**What to produce:** Go through the listing and copy every line word for word.

**Available records:**
· · · ·
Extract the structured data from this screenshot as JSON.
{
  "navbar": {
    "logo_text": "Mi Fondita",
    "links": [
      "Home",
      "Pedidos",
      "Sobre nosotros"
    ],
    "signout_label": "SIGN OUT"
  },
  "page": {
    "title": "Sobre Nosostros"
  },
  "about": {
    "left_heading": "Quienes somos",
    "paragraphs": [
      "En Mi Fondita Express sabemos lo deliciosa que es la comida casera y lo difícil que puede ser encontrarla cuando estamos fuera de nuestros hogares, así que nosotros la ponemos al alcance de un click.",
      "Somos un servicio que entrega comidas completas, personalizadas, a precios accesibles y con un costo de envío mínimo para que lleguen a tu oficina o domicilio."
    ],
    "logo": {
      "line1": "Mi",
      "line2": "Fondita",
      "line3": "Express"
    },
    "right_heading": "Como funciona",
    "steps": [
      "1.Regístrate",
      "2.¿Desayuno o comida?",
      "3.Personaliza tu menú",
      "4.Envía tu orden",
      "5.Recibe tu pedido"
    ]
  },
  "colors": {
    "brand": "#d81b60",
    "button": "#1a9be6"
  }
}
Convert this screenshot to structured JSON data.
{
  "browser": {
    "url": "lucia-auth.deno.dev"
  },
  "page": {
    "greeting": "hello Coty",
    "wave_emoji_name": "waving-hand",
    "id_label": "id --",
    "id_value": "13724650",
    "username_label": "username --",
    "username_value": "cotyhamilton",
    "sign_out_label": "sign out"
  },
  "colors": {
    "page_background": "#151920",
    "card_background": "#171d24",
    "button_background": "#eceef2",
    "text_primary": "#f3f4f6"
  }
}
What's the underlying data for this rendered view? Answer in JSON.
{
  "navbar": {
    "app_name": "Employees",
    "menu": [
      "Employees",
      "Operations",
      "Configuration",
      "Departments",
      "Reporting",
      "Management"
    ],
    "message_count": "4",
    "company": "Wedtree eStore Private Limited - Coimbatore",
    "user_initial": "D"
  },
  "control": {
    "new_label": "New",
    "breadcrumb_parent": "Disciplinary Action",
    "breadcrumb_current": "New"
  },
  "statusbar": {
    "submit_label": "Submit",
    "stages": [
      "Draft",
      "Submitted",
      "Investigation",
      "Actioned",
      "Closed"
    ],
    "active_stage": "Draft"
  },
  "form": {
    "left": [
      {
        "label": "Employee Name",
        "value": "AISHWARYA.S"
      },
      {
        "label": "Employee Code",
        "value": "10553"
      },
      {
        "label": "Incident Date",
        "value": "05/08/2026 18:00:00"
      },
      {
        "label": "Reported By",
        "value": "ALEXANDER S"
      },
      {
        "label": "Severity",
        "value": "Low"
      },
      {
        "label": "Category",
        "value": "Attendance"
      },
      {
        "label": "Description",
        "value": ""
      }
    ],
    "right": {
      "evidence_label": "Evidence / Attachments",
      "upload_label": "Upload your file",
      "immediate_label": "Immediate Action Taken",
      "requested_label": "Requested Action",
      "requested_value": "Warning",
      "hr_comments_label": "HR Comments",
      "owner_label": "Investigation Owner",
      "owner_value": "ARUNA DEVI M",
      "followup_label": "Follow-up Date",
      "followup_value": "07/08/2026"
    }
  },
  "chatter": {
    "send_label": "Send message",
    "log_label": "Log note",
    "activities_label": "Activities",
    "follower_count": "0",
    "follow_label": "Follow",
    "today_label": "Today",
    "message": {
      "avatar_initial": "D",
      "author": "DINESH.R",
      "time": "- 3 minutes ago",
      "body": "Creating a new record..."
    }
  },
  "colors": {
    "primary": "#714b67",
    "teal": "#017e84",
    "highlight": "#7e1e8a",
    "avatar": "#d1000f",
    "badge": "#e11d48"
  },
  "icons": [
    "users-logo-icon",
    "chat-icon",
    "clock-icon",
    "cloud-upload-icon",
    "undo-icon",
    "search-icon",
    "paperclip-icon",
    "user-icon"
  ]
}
· · · ·
**Answer:**
Extract the structured data from this screenshot as JSON.
{
  "navbar": {
    "logo_text": "Mi Fondita",
    "links": [
      "Home",
      "Pedidos",
      "Sobre nosotros"
    ],
    "signout_label": "SIGN OUT"
  },
  "page": {
    "title": "Sobre Nosostros"
  },
  "about": {
    "left_heading": "Quienes somos",
    "paragraphs": [
      "En Mi Fondita Express sabemos lo deliciosa que es la comida casera y lo difícil que puede ser encontrarla cuando estamos fuera de nuestros hogares, así que nosotros la ponemos al alcance de un click.",
      "Somos un servicio que entrega comidas completas, personalizadas, a precios accesibles y con un costo de envío mínimo para que lleguen a tu oficina o domicilio."
    ],
    "logo": {
      "line1": "Mi",
      "line2": "Fondita",
      "line3": "Express"
    },
    "right_heading": "Como funciona",
    "steps": [
      "1.Regístrate",
      "2.¿Desayuno o comida?",
      "3.Personaliza tu menú",
      "4.Envía tu orden",
      "5.Recibe tu pedido"
    ]
  },
  "colors": {
    "brand": "#d81b60",
    "button": "#1a9be6"
  }
}
Convert this screenshot to structured JSON data.
{
  "browser": {
    "url": "lucia-auth.deno.dev"
  },
  "page": {
    "greeting": "hello Coty",
    "wave_emoji_name": "waving-hand",
    "id_label": "id --",
    "id_value": "13724650",
    "username_label": "username --",
    "username_value": "cotyhamilton",
    "sign_out_label": "sign out"
  },
  "colors": {
    "page_background": "#151920",
    "card_background": "#171d24",
    "button_background": "#eceef2",
    "text_primary": "#f3f4f6"
  }
}
What's the underlying data for this rendered view? Answer in JSON.
{
  "navbar": {
    "app_name": "Employees",
    "menu": [
      "Employees",
      "Operations",
      "Configuration",
      "Departments",
      "Reporting",
      "Management"
    ],
    "message_count": "4",
    "company": "Wedtree eStore Private Limited - Coimbatore",
    "user_initial": "D"
  },
  "control": {
    "new_label": "New",
    "breadcrumb_parent": "Disciplinary Action",
    "breadcrumb_current": "New"
  },
  "statusbar": {
    "submit_label": "Submit",
    "stages": [
      "Draft",
      "Submitted",
      "Investigation",
      "Actioned",
      "Closed"
    ],
    "active_stage": "Draft"
  },
  "form": {
    "left": [
      {
        "label": "Employee Name",
        "value": "AISHWARYA.S"
      },
      {
        "label": "Employee Code",
        "value": "10553"
      },
      {
        "label": "Incident Date",
        "value": "05/08/2026 18:00:00"
      },
      {
        "label": "Reported By",
        "value": "ALEXANDER S"
      },
      {
        "label": "Severity",
        "value": "Low"
      },
      {
        "label": "Category",
        "value": "Attendance"
      },
      {
        "label": "Description",
        "value": ""
      }
    ],
    "right": {
      "evidence_label": "Evidence / Attachments",
      "upload_label": "Upload your file",
      "immediate_label": "Immediate Action Taken",
      "requested_label": "Requested Action",
      "requested_value": "Warning",
      "hr_comments_label": "HR Comments",
      "owner_label": "Investigation Owner",
      "owner_value": "ARUNA DEVI M",
      "followup_label": "Follow-up Date",
      "followup_value": "07/08/2026"
    }
  },
  "chatter": {
    "send_label": "Send message",
    "log_label": "Log note",
    "activities_label": "Activities",
    "follower_count": "0",
    "follow_label": "Follow",
    "today_label": "Today",
    "message": {
      "avatar_initial": "D",
      "author": "DINESH.R",
      "time": "- 3 minutes ago",
      "body": "Creating a new record..."
    }
  },
  "colors": {
    "primary": "#714b67",
    "teal": "#017e84",
    "highlight": "#7e1e8a",
    "avatar": "#d1000f",
    "badge": "#e11d48"
  },
  "icons": [
    "users-logo-icon",
    "chat-icon",
    "clock-icon",
    "cloud-upload-icon",
    "undo-icon",
    "search-icon",
    "paperclip-icon",
    "user-icon"
  ]
}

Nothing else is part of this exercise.